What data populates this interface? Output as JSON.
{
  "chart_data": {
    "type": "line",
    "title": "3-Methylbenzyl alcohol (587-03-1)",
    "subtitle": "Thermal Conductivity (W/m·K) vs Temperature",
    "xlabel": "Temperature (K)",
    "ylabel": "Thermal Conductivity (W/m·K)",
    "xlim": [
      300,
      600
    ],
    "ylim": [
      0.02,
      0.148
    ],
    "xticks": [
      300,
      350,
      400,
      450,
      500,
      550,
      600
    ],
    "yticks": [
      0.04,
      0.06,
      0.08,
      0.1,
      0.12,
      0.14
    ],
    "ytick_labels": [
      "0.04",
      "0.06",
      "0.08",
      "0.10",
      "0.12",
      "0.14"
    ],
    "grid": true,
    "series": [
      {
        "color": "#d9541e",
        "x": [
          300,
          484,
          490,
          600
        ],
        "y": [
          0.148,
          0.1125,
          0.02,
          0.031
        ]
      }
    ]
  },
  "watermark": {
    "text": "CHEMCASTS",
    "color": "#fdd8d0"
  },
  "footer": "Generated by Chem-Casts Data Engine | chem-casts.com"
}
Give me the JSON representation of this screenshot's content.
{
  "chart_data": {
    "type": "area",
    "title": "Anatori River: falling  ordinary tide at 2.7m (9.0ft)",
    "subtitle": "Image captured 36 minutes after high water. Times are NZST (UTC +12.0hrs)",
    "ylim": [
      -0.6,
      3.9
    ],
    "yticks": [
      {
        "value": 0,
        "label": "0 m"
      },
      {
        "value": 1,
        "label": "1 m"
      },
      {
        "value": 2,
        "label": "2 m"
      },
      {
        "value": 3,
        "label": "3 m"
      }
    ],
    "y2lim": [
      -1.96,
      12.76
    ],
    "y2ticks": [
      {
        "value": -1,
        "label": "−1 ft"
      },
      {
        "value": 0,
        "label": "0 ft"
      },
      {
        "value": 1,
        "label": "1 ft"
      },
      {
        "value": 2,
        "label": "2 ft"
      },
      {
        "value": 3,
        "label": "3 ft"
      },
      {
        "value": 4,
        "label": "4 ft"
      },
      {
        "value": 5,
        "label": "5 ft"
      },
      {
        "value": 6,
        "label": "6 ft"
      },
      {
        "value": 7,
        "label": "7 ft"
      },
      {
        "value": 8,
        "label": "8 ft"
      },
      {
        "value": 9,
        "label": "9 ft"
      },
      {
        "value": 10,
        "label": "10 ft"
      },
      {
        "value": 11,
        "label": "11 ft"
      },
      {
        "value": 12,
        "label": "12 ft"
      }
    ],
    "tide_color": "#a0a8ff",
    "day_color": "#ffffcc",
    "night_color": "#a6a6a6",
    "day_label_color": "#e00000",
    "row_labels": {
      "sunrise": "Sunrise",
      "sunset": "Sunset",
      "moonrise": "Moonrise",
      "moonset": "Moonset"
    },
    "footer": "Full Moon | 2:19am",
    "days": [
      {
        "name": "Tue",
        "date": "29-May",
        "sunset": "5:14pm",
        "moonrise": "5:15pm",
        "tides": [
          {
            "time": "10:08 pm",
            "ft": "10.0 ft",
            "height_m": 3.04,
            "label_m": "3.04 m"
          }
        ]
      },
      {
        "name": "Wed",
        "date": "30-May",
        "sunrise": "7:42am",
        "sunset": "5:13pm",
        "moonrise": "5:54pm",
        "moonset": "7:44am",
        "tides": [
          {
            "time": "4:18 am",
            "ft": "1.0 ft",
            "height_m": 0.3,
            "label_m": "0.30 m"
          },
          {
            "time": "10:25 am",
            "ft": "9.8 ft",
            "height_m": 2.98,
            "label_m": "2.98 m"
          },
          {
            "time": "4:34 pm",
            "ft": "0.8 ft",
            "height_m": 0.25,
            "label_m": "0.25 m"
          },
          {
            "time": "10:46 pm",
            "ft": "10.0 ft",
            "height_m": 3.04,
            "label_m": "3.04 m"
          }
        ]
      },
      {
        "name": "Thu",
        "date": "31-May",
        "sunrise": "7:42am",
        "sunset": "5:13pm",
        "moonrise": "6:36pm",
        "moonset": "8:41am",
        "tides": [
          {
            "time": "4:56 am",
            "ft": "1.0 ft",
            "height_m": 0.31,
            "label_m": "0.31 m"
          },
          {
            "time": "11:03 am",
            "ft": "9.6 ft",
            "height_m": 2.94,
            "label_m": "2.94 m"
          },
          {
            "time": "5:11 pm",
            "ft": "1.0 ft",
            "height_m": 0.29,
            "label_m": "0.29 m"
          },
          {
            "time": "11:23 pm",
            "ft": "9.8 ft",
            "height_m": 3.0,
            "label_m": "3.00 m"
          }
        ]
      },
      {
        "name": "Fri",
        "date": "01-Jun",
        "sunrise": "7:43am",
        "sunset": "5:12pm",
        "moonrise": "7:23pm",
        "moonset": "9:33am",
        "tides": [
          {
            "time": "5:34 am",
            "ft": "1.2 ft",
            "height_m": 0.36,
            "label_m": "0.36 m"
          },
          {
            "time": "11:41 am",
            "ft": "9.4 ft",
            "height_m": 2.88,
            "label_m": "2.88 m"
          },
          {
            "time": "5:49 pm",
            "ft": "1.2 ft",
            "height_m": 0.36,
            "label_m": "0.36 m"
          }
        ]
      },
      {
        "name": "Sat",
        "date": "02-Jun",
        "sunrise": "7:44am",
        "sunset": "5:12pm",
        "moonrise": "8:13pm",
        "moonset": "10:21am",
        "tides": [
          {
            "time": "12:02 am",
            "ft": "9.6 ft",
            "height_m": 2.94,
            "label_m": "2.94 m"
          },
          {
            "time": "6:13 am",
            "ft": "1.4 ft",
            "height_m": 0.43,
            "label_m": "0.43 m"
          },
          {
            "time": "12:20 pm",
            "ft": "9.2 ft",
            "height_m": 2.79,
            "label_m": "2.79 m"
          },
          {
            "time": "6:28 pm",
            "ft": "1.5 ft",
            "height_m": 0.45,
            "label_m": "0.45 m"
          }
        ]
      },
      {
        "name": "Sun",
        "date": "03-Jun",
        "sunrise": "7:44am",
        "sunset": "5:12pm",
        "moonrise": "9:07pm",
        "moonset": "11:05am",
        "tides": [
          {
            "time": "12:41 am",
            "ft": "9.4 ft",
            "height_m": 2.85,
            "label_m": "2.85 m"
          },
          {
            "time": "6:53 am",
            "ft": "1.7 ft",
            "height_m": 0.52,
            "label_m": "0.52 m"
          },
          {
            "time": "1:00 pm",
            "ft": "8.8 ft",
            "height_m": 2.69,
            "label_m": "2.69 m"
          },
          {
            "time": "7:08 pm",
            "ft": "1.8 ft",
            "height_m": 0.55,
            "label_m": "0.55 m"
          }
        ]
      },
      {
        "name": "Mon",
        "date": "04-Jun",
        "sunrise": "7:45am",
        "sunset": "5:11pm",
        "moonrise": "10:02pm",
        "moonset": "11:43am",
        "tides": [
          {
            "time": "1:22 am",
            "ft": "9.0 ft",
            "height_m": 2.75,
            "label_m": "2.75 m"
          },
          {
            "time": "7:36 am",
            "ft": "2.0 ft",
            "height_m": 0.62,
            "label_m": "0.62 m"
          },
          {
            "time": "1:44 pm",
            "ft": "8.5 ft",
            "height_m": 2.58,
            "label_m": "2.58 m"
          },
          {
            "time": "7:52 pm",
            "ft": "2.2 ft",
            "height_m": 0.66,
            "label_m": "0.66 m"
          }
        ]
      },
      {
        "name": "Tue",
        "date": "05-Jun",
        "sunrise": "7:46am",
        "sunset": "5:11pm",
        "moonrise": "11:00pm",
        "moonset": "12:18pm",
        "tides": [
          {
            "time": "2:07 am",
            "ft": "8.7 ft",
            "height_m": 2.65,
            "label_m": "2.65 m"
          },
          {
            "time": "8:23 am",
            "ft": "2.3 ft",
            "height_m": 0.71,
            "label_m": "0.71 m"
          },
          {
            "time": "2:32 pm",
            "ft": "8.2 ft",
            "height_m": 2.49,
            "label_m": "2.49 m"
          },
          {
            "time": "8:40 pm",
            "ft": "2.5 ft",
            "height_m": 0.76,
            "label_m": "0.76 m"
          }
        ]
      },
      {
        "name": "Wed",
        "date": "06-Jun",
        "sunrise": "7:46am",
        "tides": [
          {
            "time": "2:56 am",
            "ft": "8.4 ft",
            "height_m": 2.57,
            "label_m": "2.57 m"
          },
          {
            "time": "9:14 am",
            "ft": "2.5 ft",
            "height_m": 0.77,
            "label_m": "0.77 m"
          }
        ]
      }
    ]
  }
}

| WHAT THE TASK REQUIRES |
Select and copy every line from the records that includes the word "moonset".

| SOLUTION FOR THIS PROBLEM |
      "moonset": "Moonset"
        "moonset": "7:44am",
        "moonset": "8:41am",
        "moonset": "9:33am",
        "moonset": "10:21am",
        "moonset": "11:05am",
        "moonset": "11:43am",
        "moonset": "12:18pm",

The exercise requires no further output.